START ITEMS

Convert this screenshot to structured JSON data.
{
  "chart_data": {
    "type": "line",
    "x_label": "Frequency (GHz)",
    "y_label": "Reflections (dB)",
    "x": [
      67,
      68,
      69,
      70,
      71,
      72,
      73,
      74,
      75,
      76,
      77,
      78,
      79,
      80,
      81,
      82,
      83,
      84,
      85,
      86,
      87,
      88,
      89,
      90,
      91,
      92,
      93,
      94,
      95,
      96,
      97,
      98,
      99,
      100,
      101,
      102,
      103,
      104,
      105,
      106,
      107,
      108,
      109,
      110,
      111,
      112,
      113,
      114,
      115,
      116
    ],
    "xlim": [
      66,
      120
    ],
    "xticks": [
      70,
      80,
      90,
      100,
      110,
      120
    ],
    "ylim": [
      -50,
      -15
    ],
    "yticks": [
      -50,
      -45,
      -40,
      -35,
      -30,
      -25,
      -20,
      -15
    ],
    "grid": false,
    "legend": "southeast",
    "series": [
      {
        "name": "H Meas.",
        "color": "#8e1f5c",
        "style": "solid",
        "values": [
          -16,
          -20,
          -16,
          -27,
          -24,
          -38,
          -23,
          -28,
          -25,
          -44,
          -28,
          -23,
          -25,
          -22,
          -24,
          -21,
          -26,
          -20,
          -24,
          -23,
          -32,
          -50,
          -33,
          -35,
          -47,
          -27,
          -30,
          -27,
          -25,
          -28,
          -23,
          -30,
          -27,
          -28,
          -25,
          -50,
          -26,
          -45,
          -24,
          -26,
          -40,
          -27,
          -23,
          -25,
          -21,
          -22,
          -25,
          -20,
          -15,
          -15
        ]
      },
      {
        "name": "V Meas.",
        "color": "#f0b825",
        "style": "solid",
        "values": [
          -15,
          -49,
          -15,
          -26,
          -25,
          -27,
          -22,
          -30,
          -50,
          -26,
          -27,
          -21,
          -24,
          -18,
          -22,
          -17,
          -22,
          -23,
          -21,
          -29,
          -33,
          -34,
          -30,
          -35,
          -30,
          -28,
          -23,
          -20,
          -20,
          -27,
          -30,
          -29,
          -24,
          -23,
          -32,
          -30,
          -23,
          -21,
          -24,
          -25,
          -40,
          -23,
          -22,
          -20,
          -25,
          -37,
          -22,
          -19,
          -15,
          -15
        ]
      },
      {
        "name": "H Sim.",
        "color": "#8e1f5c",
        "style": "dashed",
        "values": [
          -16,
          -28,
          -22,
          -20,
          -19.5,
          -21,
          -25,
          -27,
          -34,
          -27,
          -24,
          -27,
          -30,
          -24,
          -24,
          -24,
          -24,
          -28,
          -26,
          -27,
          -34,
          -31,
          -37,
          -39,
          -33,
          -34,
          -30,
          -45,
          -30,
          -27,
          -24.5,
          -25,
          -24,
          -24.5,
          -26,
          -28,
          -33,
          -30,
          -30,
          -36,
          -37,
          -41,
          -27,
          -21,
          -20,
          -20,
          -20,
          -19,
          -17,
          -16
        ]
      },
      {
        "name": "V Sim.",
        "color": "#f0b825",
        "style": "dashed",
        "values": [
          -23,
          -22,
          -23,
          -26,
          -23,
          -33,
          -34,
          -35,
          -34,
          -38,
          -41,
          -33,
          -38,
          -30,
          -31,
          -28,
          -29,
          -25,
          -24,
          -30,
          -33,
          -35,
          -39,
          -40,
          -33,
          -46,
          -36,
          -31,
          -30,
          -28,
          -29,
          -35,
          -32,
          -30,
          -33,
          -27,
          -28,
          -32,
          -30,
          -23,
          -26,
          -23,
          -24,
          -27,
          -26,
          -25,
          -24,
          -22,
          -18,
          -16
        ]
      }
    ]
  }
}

END ITEMS

_PROBLEM DESCRIPTION:_ Take the lines above and print them exactly.

_RESULT:_
Convert this screenshot to structured JSON data.
{
  "chart_data": {
    "type": "line",
    "x_label": "Frequency (GHz)",
    "y_label": "Reflections (dB)",
    "x": [
      67,
      68,
      69,
      70,
      71,
      72,
      73,
      74,
      75,
      76,
      77,
      78,
      79,
      80,
      81,
      82,
      83,
      84,
      85,
      86,
      87,
      88,
      89,
      90,
      91,
      92,
      93,
      94,
      95,
      96,
      97,
      98,
      99,
      100,
      101,
      102,
      103,
      104,
      105,
      106,
      107,
      108,
      109,
      110,
      111,
      112,
      113,
      114,
      115,
      116
    ],
    "xlim": [
      66,
      120
    ],
    "xticks": [
      70,
      80,
      90,
      100,
      110,
      120
    ],
    "ylim": [
      -50,
      -15
    ],
    "yticks": [
      -50,
      -45,
      -40,
      -35,
      -30,
      -25,
      -20,
      -15
    ],
    "grid": false,
    "legend": "southeast",
    "series": [
      {
        "name": "H Meas.",
        "color": "#8e1f5c",
        "style": "solid",
        "values": [
          -16,
          -20,
          -16,
          -27,
          -24,
          -38,
          -23,
          -28,
          -25,
          -44,
          -28,
          -23,
          -25,
          -22,
          -24,
          -21,
          -26,
          -20,
          -24,
          -23,
          -32,
          -50,
          -33,
          -35,
          -47,
          -27,
          -30,
          -27,
          -25,
          -28,
          -23,
          -30,
          -27,
          -28,
          -25,
          -50,
          -26,
          -45,
          -24,
          -26,
          -40,
          -27,
          -23,
          -25,
          -21,
          -22,
          -25,
          -20,
          -15,
          -15
        ]
      },
      {
        "name": "V Meas.",
        "color": "#f0b825",
        "style": "solid",
        "values": [
          -15,
          -49,
          -15,
          -26,
          -25,
          -27,
          -22,
          -30,
          -50,
          -26,
          -27,
          -21,
          -24,
          -18,
          -22,
          -17,
          -22,
          -23,
          -21,
          -29,
          -33,
          -34,
          -30,
          -35,
          -30,
          -28,
          -23,
          -20,
          -20,
          -27,
          -30,
          -29,
          -24,
          -23,
          -32,
          -30,
          -23,
          -21,
          -24,
          -25,
          -40,
          -23,
          -22,
          -20,
          -25,
          -37,
          -22,
          -19,
          -15,
          -15
        ]
      },
      {
        "name": "H Sim.",
        "color": "#8e1f5c",
        "style": "dashed",
        "values": [
          -16,
          -28,
          -22,
          -20,
          -19.5,
          -21,
          -25,
          -27,
          -34,
          -27,
          -24,
          -27,
          -30,
          -24,
          -24,
          -24,
          -24,
          -28,
          -26,
          -27,
          -34,
          -31,
          -37,
          -39,
          -33,
          -34,
          -30,
          -45,
          -30,
          -27,
          -24.5,
          -25,
          -24,
          -24.5,
          -26,
          -28,
          -33,
          -30,
          -30,
          -36,
          -37,
          -41,
          -27,
          -21,
          -20,
          -20,
          -20,
          -19,
          -17,
          -16
        ]
      },
      {
        "name": "V Sim.",
        "color": "#f0b825",
        "style": "dashed",
        "values": [
          -23,
          -22,
          -23,
          -26,
          -23,
          -33,
          -34,
          -35,
          -34,
          -38,
          -41,
          -33,
          -38,
          -30,
          -31,
          -28,
          -29,
          -25,
          -24,
          -30,
          -33,
          -35,
          -39,
          -40,
          -33,
          -46,
          -36,
          -31,
          -30,
          -28,
          -29,
          -35,
          -32,
          -30,
          -33,
          -27,
          -28,
          -32,
          -30,
          -23,
          -26,
          -23,
          -24,
          -27,
          -26,
          -25,
          -24,
          -22,
          -18,
          -16
        ]
      }
    ]
  }
}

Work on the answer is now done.